Data entries
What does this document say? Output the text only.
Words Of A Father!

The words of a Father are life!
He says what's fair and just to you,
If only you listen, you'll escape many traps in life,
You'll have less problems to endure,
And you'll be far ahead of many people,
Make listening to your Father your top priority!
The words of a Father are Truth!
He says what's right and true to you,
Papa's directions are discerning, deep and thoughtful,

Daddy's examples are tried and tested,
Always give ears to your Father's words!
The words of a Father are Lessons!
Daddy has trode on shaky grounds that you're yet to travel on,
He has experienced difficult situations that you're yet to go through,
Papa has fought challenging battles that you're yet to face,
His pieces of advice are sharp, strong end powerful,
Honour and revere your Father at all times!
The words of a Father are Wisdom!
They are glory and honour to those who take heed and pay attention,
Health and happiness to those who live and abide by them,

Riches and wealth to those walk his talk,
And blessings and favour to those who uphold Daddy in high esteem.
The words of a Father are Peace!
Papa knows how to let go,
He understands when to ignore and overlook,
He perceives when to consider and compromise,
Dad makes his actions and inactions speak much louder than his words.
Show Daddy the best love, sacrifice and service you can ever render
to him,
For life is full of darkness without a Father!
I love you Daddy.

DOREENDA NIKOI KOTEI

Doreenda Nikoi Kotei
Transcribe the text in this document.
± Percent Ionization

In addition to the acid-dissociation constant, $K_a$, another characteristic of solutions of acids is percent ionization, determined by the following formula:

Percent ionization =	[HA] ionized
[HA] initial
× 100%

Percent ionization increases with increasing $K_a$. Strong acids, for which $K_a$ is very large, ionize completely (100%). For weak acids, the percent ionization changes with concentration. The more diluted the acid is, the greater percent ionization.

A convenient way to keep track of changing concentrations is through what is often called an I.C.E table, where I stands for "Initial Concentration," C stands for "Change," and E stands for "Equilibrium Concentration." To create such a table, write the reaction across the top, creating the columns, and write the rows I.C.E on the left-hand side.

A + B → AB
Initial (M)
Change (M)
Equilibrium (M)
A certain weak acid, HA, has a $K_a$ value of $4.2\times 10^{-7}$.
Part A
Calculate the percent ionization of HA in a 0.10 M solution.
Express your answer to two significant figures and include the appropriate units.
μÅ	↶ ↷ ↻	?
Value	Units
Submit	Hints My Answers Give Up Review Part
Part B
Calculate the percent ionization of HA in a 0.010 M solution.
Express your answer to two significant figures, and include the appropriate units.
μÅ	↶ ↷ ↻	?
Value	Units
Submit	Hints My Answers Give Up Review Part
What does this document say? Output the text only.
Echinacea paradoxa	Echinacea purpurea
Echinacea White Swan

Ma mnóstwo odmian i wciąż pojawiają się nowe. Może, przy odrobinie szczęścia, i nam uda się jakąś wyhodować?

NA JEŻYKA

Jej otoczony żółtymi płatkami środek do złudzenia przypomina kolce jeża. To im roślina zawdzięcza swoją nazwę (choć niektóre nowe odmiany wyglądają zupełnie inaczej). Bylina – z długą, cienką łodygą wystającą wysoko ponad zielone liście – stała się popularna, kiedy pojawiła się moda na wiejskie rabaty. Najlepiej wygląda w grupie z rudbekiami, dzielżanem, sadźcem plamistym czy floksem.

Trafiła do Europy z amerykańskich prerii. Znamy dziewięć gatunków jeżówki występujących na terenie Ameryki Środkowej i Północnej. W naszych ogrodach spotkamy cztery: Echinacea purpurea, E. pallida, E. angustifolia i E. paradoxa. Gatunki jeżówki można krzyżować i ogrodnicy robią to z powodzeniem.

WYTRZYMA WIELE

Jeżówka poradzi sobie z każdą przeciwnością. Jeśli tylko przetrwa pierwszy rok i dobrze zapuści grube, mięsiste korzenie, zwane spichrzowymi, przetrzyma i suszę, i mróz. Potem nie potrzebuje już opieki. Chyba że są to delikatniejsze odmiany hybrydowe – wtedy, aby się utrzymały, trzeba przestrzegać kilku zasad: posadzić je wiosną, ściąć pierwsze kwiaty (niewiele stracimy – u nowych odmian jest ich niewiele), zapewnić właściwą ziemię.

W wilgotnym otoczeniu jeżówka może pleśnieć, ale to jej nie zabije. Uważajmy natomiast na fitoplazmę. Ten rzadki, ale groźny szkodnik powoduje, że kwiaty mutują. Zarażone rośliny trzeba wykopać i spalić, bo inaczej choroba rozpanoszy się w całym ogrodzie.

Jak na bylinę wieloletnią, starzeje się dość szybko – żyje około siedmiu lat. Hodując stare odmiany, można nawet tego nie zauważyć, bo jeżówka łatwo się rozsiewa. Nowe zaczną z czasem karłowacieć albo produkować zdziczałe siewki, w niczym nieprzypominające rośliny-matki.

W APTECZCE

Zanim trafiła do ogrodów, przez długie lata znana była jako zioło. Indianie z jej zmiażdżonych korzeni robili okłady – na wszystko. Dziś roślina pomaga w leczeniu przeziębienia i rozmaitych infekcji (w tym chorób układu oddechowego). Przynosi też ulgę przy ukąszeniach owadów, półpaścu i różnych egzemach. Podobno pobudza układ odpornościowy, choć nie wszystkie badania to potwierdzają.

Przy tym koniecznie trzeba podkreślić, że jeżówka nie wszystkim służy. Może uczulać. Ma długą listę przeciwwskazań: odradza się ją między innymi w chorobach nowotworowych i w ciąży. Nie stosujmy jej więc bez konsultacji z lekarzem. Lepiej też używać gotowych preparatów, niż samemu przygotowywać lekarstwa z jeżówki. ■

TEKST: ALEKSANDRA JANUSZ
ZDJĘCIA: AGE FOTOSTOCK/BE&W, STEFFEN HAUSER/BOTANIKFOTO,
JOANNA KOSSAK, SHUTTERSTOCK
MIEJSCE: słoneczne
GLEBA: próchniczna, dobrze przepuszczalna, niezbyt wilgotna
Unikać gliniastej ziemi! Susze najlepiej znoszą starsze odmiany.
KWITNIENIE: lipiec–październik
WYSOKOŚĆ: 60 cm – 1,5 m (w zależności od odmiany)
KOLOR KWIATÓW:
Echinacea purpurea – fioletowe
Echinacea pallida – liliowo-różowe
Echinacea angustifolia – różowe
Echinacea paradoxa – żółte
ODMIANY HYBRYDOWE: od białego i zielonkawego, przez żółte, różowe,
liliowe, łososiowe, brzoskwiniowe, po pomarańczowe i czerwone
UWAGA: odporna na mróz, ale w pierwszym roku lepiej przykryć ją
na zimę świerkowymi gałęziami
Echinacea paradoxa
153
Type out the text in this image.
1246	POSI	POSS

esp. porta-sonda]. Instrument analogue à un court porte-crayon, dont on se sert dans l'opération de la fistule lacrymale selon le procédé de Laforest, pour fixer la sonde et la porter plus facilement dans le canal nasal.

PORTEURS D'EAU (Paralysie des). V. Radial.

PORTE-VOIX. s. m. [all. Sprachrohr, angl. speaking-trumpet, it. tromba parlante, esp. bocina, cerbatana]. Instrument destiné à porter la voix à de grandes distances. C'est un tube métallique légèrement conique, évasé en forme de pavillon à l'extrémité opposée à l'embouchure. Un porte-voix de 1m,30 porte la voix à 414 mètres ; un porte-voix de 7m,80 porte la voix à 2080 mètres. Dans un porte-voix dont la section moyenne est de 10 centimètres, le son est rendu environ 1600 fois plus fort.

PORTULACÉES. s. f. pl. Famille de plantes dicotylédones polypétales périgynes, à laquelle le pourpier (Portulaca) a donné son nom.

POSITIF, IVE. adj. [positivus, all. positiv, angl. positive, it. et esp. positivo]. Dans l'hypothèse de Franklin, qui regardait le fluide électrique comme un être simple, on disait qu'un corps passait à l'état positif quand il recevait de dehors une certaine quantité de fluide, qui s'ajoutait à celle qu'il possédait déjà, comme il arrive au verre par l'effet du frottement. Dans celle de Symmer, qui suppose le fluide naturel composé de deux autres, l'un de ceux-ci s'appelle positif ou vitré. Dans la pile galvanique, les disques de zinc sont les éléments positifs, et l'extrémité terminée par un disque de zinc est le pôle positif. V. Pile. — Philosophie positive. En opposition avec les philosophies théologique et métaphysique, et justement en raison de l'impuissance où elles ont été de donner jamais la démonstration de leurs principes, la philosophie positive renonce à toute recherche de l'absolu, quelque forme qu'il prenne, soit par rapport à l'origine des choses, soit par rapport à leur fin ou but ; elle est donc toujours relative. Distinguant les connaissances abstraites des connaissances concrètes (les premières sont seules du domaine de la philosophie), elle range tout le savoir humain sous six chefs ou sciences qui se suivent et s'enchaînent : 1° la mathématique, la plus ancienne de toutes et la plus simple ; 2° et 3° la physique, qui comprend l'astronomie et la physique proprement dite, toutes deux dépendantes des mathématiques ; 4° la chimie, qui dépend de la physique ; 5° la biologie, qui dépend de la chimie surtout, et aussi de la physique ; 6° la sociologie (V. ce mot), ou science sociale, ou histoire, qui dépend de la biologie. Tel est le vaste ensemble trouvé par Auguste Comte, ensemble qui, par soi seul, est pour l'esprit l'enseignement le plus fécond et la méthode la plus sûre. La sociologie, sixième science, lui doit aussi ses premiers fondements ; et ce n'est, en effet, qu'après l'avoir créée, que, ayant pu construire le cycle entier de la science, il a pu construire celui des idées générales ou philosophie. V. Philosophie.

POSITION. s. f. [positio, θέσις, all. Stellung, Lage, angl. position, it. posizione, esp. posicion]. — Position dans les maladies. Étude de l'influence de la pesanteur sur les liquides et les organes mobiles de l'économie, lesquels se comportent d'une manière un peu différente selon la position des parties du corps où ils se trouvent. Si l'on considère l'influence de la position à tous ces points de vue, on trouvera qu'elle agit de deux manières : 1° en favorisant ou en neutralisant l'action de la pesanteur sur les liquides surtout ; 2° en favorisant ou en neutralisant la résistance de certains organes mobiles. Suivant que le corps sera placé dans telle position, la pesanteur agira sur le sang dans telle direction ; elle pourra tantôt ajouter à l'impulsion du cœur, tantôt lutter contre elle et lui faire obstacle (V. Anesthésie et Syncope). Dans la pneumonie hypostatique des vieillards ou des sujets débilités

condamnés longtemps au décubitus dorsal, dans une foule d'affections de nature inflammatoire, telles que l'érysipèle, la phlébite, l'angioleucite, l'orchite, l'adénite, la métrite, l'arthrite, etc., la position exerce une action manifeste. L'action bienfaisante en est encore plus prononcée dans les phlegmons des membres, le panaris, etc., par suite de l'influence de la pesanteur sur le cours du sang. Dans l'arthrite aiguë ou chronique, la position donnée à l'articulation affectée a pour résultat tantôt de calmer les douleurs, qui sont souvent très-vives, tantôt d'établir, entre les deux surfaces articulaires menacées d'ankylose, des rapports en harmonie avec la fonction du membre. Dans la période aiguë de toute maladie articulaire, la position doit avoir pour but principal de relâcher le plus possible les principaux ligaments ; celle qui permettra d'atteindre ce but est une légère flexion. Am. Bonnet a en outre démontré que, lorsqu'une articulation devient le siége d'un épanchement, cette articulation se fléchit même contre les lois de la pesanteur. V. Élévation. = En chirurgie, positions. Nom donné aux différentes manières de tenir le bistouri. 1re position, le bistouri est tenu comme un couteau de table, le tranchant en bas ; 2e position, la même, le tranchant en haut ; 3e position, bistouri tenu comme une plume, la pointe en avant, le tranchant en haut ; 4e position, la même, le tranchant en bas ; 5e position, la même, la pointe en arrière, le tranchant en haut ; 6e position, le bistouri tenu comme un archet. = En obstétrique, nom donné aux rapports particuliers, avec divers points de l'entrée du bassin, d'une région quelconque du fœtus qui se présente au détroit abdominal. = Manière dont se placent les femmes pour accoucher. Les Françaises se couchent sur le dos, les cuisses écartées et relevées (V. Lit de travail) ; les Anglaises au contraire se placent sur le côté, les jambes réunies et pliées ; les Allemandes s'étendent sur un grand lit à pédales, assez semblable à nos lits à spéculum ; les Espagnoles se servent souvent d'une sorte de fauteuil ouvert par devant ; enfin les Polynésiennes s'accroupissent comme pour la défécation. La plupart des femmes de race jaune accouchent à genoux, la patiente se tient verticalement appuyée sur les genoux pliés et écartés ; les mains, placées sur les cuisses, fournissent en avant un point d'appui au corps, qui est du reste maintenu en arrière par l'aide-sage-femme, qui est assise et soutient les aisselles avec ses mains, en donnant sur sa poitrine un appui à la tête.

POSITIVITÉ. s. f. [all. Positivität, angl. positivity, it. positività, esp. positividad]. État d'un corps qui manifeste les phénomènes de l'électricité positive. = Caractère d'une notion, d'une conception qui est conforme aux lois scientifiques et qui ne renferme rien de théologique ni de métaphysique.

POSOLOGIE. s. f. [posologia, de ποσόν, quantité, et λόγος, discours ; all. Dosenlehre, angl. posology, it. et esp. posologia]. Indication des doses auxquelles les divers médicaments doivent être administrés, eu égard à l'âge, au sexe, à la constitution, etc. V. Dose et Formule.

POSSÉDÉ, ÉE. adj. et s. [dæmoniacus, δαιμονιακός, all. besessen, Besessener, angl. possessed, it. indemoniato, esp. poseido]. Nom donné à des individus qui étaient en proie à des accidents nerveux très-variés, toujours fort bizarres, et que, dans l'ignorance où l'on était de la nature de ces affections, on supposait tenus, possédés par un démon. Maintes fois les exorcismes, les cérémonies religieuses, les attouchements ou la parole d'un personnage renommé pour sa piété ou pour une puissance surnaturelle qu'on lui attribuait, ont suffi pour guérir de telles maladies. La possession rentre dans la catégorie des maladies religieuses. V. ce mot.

# [Work required]
For the data above, state only how many lines include the word "inaczej".

# [Response below]
2